● **TASK REQUIREMENTS**: Copy the lines holding the word "this", all of them.

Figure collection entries
_____

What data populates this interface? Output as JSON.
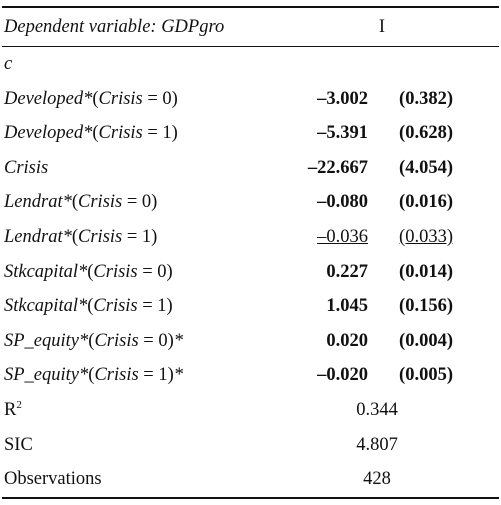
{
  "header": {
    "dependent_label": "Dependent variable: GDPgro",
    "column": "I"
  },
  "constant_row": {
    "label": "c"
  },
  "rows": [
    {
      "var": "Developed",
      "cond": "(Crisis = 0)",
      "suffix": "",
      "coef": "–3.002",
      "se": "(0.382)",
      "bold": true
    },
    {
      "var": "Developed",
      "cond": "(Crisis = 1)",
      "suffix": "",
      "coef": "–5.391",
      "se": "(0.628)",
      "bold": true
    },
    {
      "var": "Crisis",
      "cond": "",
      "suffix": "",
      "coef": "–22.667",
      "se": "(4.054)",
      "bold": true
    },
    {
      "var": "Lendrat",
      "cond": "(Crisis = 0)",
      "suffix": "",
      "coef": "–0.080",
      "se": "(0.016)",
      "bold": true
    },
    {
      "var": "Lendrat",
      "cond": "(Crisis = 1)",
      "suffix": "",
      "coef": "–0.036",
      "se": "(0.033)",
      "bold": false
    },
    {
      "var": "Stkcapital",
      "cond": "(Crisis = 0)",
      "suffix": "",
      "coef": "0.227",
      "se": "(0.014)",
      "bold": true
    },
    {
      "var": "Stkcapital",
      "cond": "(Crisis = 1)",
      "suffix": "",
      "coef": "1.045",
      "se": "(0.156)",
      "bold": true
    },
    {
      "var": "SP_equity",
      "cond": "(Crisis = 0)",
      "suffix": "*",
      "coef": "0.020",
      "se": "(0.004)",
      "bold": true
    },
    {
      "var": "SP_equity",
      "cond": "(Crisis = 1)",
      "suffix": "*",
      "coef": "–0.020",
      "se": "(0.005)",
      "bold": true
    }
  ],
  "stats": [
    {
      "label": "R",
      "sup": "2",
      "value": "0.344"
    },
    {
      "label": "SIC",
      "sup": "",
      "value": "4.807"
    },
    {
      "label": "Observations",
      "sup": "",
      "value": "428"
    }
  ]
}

_____

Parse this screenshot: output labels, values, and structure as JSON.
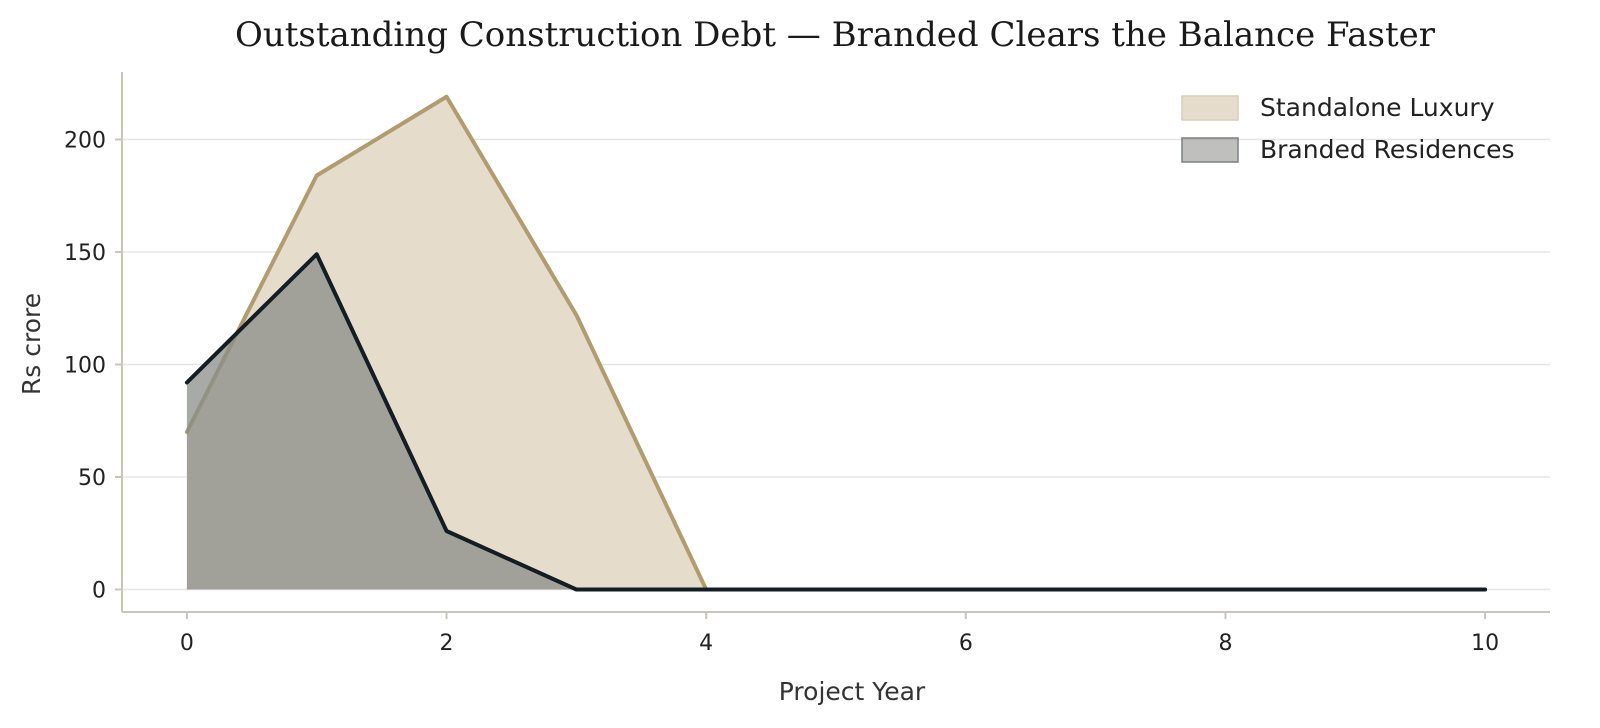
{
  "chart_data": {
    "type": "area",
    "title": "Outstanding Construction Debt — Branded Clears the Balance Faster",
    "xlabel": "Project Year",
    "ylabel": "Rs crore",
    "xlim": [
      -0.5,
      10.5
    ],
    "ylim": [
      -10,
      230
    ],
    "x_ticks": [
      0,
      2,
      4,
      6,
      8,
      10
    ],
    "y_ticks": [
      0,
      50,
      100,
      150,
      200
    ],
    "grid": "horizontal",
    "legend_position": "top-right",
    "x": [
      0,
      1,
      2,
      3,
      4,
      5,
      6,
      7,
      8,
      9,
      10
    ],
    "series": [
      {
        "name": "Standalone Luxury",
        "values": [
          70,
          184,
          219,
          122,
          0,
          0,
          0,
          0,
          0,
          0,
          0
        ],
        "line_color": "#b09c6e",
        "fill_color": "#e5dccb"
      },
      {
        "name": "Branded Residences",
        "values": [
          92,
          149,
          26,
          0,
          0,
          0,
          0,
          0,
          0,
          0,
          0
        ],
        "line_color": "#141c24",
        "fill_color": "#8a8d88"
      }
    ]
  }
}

_____

● **COMPLETED TASK**:
What data populates this interface? Output as JSON.
Parse this screenshot: output labels, values, and structure as JSON.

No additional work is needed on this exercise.